▶ [WORK TO DO]
Write out the entries verbatim and leave the images out of the copy.

▶ [RECORD SET]
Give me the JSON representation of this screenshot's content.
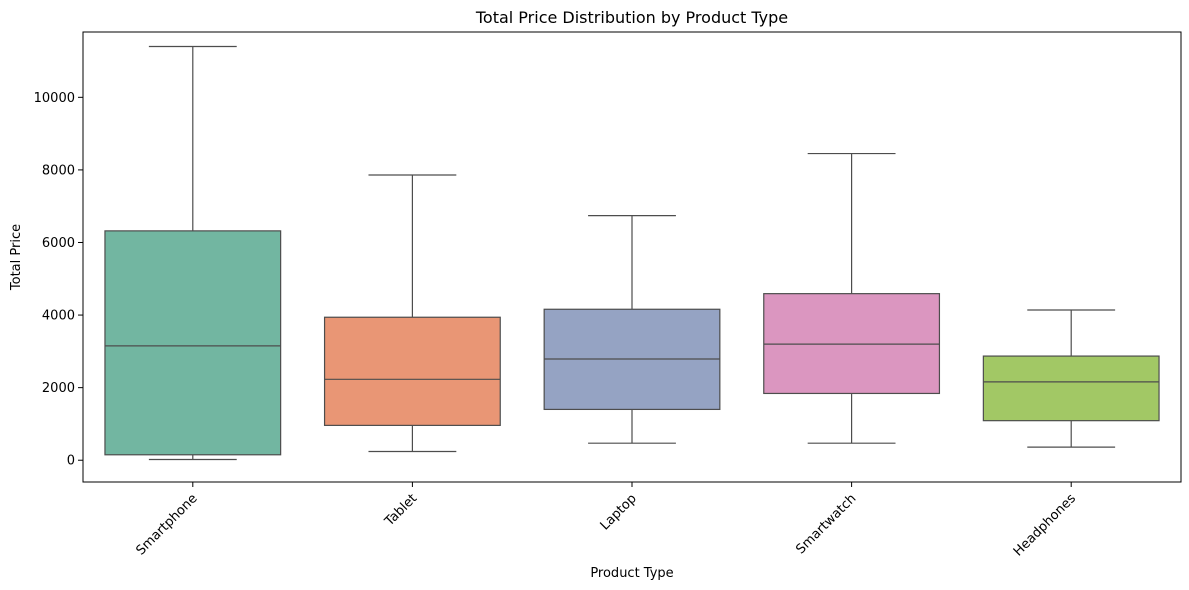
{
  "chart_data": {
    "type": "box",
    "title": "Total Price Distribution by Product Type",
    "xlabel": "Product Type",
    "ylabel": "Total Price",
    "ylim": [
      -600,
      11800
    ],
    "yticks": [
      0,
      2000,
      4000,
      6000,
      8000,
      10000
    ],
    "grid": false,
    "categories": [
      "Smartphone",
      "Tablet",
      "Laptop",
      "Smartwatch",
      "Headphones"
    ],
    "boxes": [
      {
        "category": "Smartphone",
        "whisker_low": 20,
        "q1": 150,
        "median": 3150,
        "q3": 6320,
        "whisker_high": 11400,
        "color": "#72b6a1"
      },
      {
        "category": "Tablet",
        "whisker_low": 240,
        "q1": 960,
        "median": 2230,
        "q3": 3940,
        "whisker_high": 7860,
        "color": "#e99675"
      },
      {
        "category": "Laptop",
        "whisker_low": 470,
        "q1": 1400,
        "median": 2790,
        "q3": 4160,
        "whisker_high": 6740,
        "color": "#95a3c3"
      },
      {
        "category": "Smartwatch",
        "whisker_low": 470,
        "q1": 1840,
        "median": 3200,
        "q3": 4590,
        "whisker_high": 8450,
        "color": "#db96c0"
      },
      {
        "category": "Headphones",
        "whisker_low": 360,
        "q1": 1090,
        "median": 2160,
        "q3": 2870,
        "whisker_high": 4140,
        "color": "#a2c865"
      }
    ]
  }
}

▶ [THE REPLY]
Give me the JSON representation of this screenshot's content.
{
  "chart_data": {
    "type": "box",
    "title": "Total Price Distribution by Product Type",
    "xlabel": "Product Type",
    "ylabel": "Total Price",
    "ylim": [
      -600,
      11800
    ],
    "yticks": [
      0,
      2000,
      4000,
      6000,
      8000,
      10000
    ],
    "grid": false,
    "categories": [
      "Smartphone",
      "Tablet",
      "Laptop",
      "Smartwatch",
      "Headphones"
    ],
    "boxes": [
      {
        "category": "Smartphone",
        "whisker_low": 20,
        "q1": 150,
        "median": 3150,
        "q3": 6320,
        "whisker_high": 11400,
        "color": "#72b6a1"
      },
      {
        "category": "Tablet",
        "whisker_low": 240,
        "q1": 960,
        "median": 2230,
        "q3": 3940,
        "whisker_high": 7860,
        "color": "#e99675"
      },
      {
        "category": "Laptop",
        "whisker_low": 470,
        "q1": 1400,
        "median": 2790,
        "q3": 4160,
        "whisker_high": 6740,
        "color": "#95a3c3"
      },
      {
        "category": "Smartwatch",
        "whisker_low": 470,
        "q1": 1840,
        "median": 3200,
        "q3": 4590,
        "whisker_high": 8450,
        "color": "#db96c0"
      },
      {
        "category": "Headphones",
        "whisker_low": 360,
        "q1": 1090,
        "median": 2160,
        "q3": 2870,
        "whisker_high": 4140,
        "color": "#a2c865"
      }
    ]
  }
}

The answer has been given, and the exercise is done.